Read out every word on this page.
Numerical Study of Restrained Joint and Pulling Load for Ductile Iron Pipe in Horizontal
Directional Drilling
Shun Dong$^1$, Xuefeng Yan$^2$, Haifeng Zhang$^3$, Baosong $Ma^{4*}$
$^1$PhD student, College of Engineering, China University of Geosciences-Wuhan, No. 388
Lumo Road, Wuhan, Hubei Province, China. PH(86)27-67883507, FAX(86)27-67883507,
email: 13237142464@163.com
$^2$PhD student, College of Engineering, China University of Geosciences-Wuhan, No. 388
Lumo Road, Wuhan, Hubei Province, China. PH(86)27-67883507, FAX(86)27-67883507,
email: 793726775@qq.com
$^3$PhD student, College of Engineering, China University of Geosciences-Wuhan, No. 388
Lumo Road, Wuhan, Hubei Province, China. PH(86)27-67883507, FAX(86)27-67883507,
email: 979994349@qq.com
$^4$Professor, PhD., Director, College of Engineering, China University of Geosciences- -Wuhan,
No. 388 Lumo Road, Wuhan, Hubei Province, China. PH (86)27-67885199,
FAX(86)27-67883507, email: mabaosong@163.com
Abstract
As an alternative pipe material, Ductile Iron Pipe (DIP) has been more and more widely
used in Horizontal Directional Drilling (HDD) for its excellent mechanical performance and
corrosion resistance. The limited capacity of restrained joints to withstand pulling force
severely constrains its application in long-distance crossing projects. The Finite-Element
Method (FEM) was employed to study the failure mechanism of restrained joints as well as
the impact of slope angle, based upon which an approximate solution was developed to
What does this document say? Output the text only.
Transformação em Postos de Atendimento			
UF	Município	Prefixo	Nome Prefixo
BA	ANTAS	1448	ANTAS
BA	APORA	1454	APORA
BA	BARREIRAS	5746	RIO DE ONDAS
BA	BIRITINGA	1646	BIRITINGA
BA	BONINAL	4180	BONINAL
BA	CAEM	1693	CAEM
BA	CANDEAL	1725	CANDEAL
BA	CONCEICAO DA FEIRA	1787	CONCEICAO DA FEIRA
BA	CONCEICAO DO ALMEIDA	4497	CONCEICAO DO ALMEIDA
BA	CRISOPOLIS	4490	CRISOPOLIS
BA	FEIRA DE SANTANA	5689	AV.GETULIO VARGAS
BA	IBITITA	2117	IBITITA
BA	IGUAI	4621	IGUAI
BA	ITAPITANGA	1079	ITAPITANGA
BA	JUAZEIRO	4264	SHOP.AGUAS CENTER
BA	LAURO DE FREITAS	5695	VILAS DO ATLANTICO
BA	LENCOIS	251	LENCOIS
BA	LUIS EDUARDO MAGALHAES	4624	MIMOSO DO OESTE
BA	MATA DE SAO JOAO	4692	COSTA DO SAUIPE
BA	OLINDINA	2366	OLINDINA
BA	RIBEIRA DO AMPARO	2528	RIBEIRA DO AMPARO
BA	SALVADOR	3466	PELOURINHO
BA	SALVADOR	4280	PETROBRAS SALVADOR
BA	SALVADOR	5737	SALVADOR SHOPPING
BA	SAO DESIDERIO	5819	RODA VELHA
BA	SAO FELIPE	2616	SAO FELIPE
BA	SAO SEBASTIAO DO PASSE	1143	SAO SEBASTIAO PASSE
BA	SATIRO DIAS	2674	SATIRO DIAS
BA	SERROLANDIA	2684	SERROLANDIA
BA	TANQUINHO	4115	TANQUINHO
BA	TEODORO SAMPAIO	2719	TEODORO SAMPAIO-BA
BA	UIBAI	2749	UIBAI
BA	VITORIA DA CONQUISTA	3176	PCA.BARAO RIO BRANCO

****

- **Requirements**
Extract every line from the one with "What does this" down to the final line above, both included, exactly as written.

- **Answer for this exercise**
What does this document say? Output the text only.
Transformação em Postos de Atendimento			
UF	Município	Prefixo	Nome Prefixo
BA	ANTAS	1448	ANTAS
BA	APORA	1454	APORA
BA	BARREIRAS	5746	RIO DE ONDAS
BA	BIRITINGA	1646	BIRITINGA
BA	BONINAL	4180	BONINAL
BA	CAEM	1693	CAEM
BA	CANDEAL	1725	CANDEAL
BA	CONCEICAO DA FEIRA	1787	CONCEICAO DA FEIRA
BA	CONCEICAO DO ALMEIDA	4497	CONCEICAO DO ALMEIDA
BA	CRISOPOLIS	4490	CRISOPOLIS
BA	FEIRA DE SANTANA	5689	AV.GETULIO VARGAS
BA	IBITITA	2117	IBITITA
BA	IGUAI	4621	IGUAI
BA	ITAPITANGA	1079	ITAPITANGA
BA	JUAZEIRO	4264	SHOP.AGUAS CENTER
BA	LAURO DE FREITAS	5695	VILAS DO ATLANTICO
BA	LENCOIS	251	LENCOIS
BA	LUIS EDUARDO MAGALHAES	4624	MIMOSO DO OESTE
BA	MATA DE SAO JOAO	4692	COSTA DO SAUIPE
BA	OLINDINA	2366	OLINDINA
BA	RIBEIRA DO AMPARO	2528	RIBEIRA DO AMPARO
BA	SALVADOR	3466	PELOURINHO
BA	SALVADOR	4280	PETROBRAS SALVADOR
BA	SALVADOR	5737	SALVADOR SHOPPING
BA	SAO DESIDERIO	5819	RODA VELHA
BA	SAO FELIPE	2616	SAO FELIPE
BA	SAO SEBASTIAO DO PASSE	1143	SAO SEBASTIAO PASSE
BA	SATIRO DIAS	2674	SATIRO DIAS
BA	SERROLANDIA	2684	SERROLANDIA
BA	TANQUINHO	4115	TANQUINHO
BA	TEODORO SAMPAIO	2719	TEODORO SAMPAIO-BA
BA	UIBAI	2749	UIBAI
BA	VITORIA DA CONQUISTA	3176	PCA.BARAO RIO BRANCO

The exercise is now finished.